== Work to do ==
Your task is to repeat the listing exactly.

━━━━━ Source material

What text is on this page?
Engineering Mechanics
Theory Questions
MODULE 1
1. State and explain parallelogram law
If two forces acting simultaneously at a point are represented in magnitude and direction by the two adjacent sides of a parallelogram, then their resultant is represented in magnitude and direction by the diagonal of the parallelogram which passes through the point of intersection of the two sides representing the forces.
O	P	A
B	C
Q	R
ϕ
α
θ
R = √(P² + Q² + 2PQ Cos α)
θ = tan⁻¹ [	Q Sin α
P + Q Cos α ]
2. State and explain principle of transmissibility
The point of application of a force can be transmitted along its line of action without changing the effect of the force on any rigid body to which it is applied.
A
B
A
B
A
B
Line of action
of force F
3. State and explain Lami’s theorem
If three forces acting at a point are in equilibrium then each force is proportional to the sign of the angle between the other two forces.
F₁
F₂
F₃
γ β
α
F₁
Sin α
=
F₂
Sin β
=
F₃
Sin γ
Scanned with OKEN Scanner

━━━━━━━━━━

== Task answer ==
What text is on this page?
Engineering Mechanics
Theory Questions
MODULE 1
1. State and explain parallelogram law
If two forces acting simultaneously at a point are represented in magnitude and direction by the two adjacent sides of a parallelogram, then their resultant is represented in magnitude and direction by the diagonal of the parallelogram which passes through the point of intersection of the two sides representing the forces.
O	P	A
B	C
Q	R
ϕ
α
θ
R = √(P² + Q² + 2PQ Cos α)
θ = tan⁻¹ [	Q Sin α
P + Q Cos α ]
2. State and explain principle of transmissibility
The point of application of a force can be transmitted along its line of action without changing the effect of the force on any rigid body to which it is applied.
A
B
A
B
A
B
Line of action
of force F
3. State and explain Lami’s theorem
If three forces acting at a point are in equilibrium then each force is proportional to the sign of the angle between the other two forces.
F₁
F₂
F₃
γ β
α
F₁
Sin α
=
F₂
Sin β
=
F₃
Sin γ
Scanned with OKEN Scanner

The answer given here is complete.